<<<<

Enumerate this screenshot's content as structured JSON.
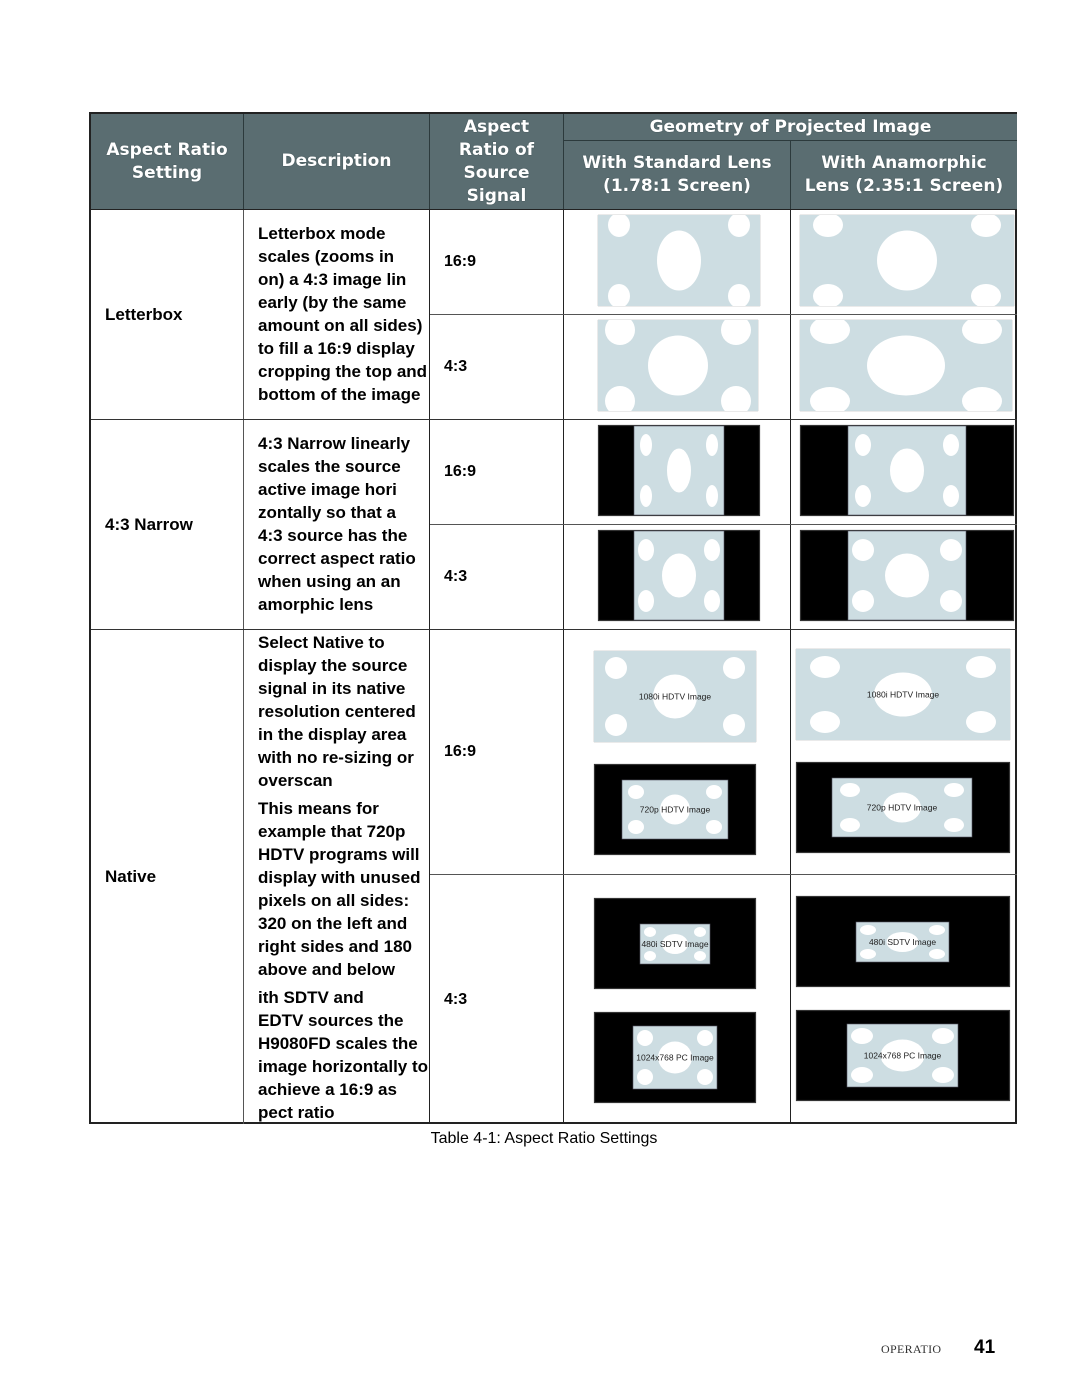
{
  "table": {
    "headers": {
      "setting": "Aspect Ratio\nSetting",
      "description": "Description",
      "source": "Aspect\nRatio of\nSource\nSignal",
      "geometry": "Geometry of Projected Image",
      "standard": "With Standard Lens\n(1.78:1 Screen)",
      "anamorphic": "With Anamorphic\nLens (2.35:1 Screen)"
    },
    "rows": [
      {
        "setting": "Letterbox",
        "description": "Letterbox mode\nscales (zooms in\non) a 4:3 image lin\nearly (by the same\namount on all sides)\nto fill a 16:9 display\ncropping the top and\nbottom of the image",
        "sources": [
          "16:9",
          "4:3"
        ]
      },
      {
        "setting": "4:3 Narrow",
        "description": "4:3 Narrow linearly\nscales the source\nactive image hori\nzontally so that a\n4:3 source has the\ncorrect aspect ratio\nwhen using an an\namorphic lens",
        "sources": [
          "16:9",
          "4:3"
        ]
      },
      {
        "setting": "Native",
        "description_1": "Select Native to\ndisplay the source\nsignal in its native\nresolution centered\nin the display area\nwith no re-sizing or\noverscan",
        "description_2": "This means for\nexample that 720p\nHDTV programs will\ndisplay with unused\npixels on all sides:\n320 on the left and\nright sides and 180\nabove and below",
        "description_3": "ith SDTV and\nEDTV sources the\nH9080FD scales the\nimage horizontally to\nachieve a 16:9 as\npect ratio",
        "sources": [
          "16:9",
          "4:3"
        ],
        "image_labels": {
          "hd1080": "1080i HDTV Image",
          "hd720": "720p HDTV Image",
          "sd480": "480i SDTV Image",
          "pc1024": "1024x768 PC Image"
        }
      }
    ]
  },
  "colors": {
    "header_bg": "#5a6d71",
    "image_fill": "#cddde2",
    "letterbox_black": "#000000"
  },
  "caption": "Table 4-1: Aspect Ratio Settings",
  "footer": {
    "section": "OPERATIO",
    "page_number": "41"
  }
}
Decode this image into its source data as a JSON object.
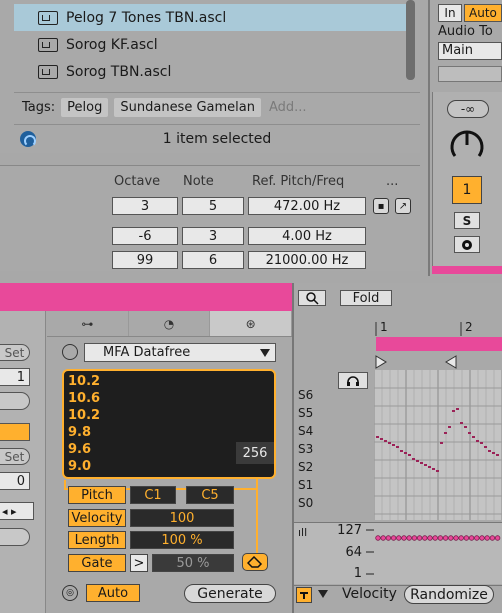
{
  "browser": {
    "files": [
      {
        "name": "Pelog 7 Tones TBN.ascl",
        "selected": true
      },
      {
        "name": "Sorog KF.ascl",
        "selected": false
      },
      {
        "name": "Sorog TBN.ascl",
        "selected": false
      }
    ],
    "tags_label": "Tags:",
    "tags": [
      "Pelog",
      "Sundanese Gamelan"
    ],
    "tags_add": "Add...",
    "status": "1 item selected"
  },
  "mixer": {
    "in_label": "In",
    "auto_label": "Auto",
    "audio_to_label": "Audio To",
    "output": "Main",
    "inf_label": "-∞",
    "track_number": "1",
    "solo_label": "S"
  },
  "tuning": {
    "headers": [
      "Octave",
      "Note",
      "Ref. Pitch/Freq",
      "..."
    ],
    "row1": {
      "octave": "3",
      "note": "5",
      "freq": "472.00 Hz"
    },
    "row2": {
      "octave": "-6",
      "note": "3",
      "freq": "4.00 Hz"
    },
    "row3": {
      "octave": "99",
      "note": "6",
      "freq": "21000.00 Hz"
    }
  },
  "left_col": {
    "set1": "Set",
    "val1": "1",
    "set2": "Set",
    "val2": "0"
  },
  "device": {
    "source_select": "MFA Datafree",
    "data_values": [
      "10.2",
      "10.6",
      "10.2",
      "9.8",
      "9.6",
      "9.0"
    ],
    "count": "256",
    "pitch_label": "Pitch",
    "pitch_from": "C1",
    "pitch_to": "C5",
    "velocity_label": "Velocity",
    "velocity_value": "100",
    "length_label": "Length",
    "length_value": "100 %",
    "gate_label": "Gate",
    "gate_op": ">",
    "gate_value": "50 %",
    "auto_label": "Auto",
    "generate_label": "Generate"
  },
  "clip": {
    "fold_label": "Fold",
    "ruler": [
      "1",
      "2"
    ],
    "keys": [
      "S6",
      "S5",
      "S4",
      "S3",
      "S2",
      "S1",
      "S0"
    ],
    "velocity_ticks": [
      "127",
      "64",
      "1"
    ],
    "velocity_label": "Velocity",
    "randomize_label": "Randomize"
  },
  "colors": {
    "accent": "#ffb02e",
    "pink": "#e8499a",
    "selected_row": "#a9c9d8"
  }
}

>>>>

Leave images out of the retyped records; keep all else exact.

■ Exercise result
Enumerate this screenshot's content as structured JSON.
{
  "table": {
    "headers": {
      "setting": "Aspect Ratio\nSetting",
      "description": "Description",
      "source": "Aspect\nRatio of\nSource\nSignal",
      "geometry": "Geometry of Projected Image",
      "standard": "With Standard Lens\n(1.78:1 Screen)",
      "anamorphic": "With Anamorphic\nLens (2.35:1 Screen)"
    },
    "rows": [
      {
        "setting": "Letterbox",
        "description": "Letterbox mode\nscales (zooms in\non) a 4:3 image lin\nearly (by the same\namount on all sides)\nto fill a 16:9 display\ncropping the top and\nbottom of the image",
        "sources": [
          "16:9",
          "4:3"
        ]
      },
      {
        "setting": "4:3 Narrow",
        "description": "4:3 Narrow linearly\nscales the source\nactive image hori\nzontally so that a\n4:3 source has the\ncorrect aspect ratio\nwhen using an an\namorphic lens",
        "sources": [
          "16:9",
          "4:3"
        ]
      },
      {
        "setting": "Native",
        "description_1": "Select Native to\ndisplay the source\nsignal in its native\nresolution centered\nin the display area\nwith no re-sizing or\noverscan",
        "description_2": "This means for\nexample that 720p\nHDTV programs will\ndisplay with unused\npixels on all sides:\n320 on the left and\nright sides and 180\nabove and below",
        "description_3": "ith SDTV and\nEDTV sources the\nH9080FD scales the\nimage horizontally to\nachieve a 16:9 as\npect ratio",
        "sources": [
          "16:9",
          "4:3"
        ],
        "image_labels": {
          "hd1080": "1080i HDTV Image",
          "hd720": "720p HDTV Image",
          "sd480": "480i SDTV Image",
          "pc1024": "1024x768 PC Image"
        }
      }
    ]
  },
  "colors": {
    "header_bg": "#5a6d71",
    "image_fill": "#cddde2",
    "letterbox_black": "#000000"
  },
  "caption": "Table 4-1: Aspect Ratio Settings",
  "footer": {
    "section": "OPERATIO",
    "page_number": "41"
  }
}
Decode this image into its source data as a JSON object.
{
  "browser": {
    "files": [
      {
        "name": "Pelog 7 Tones TBN.ascl",
        "selected": true
      },
      {
        "name": "Sorog KF.ascl",
        "selected": false
      },
      {
        "name": "Sorog TBN.ascl",
        "selected": false
      }
    ],
    "tags_label": "Tags:",
    "tags": [
      "Pelog",
      "Sundanese Gamelan"
    ],
    "tags_add": "Add...",
    "status": "1 item selected"
  },
  "mixer": {
    "in_label": "In",
    "auto_label": "Auto",
    "audio_to_label": "Audio To",
    "output": "Main",
    "inf_label": "-∞",
    "track_number": "1",
    "solo_label": "S"
  },
  "tuning": {
    "headers": [
      "Octave",
      "Note",
      "Ref. Pitch/Freq",
      "..."
    ],
    "row1": {
      "octave": "3",
      "note": "5",
      "freq": "472.00 Hz"
    },
    "row2": {
      "octave": "-6",
      "note": "3",
      "freq": "4.00 Hz"
    },
    "row3": {
      "octave": "99",
      "note": "6",
      "freq": "21000.00 Hz"
    }
  },
  "left_col": {
    "set1": "Set",
    "val1": "1",
    "set2": "Set",
    "val2": "0"
  },
  "device": {
    "source_select": "MFA Datafree",
    "data_values": [
      "10.2",
      "10.6",
      "10.2",
      "9.8",
      "9.6",
      "9.0"
    ],
    "count": "256",
    "pitch_label": "Pitch",
    "pitch_from": "C1",
    "pitch_to": "C5",
    "velocity_label": "Velocity",
    "velocity_value": "100",
    "length_label": "Length",
    "length_value": "100 %",
    "gate_label": "Gate",
    "gate_op": ">",
    "gate_value": "50 %",
    "auto_label": "Auto",
    "generate_label": "Generate"
  },
  "clip": {
    "fold_label": "Fold",
    "ruler": [
      "1",
      "2"
    ],
    "keys": [
      "S6",
      "S5",
      "S4",
      "S3",
      "S2",
      "S1",
      "S0"
    ],
    "velocity_ticks": [
      "127",
      "64",
      "1"
    ],
    "velocity_label": "Velocity",
    "randomize_label": "Randomize"
  },
  "colors": {
    "accent": "#ffb02e",
    "pink": "#e8499a",
    "selected_row": "#a9c9d8"
  }
}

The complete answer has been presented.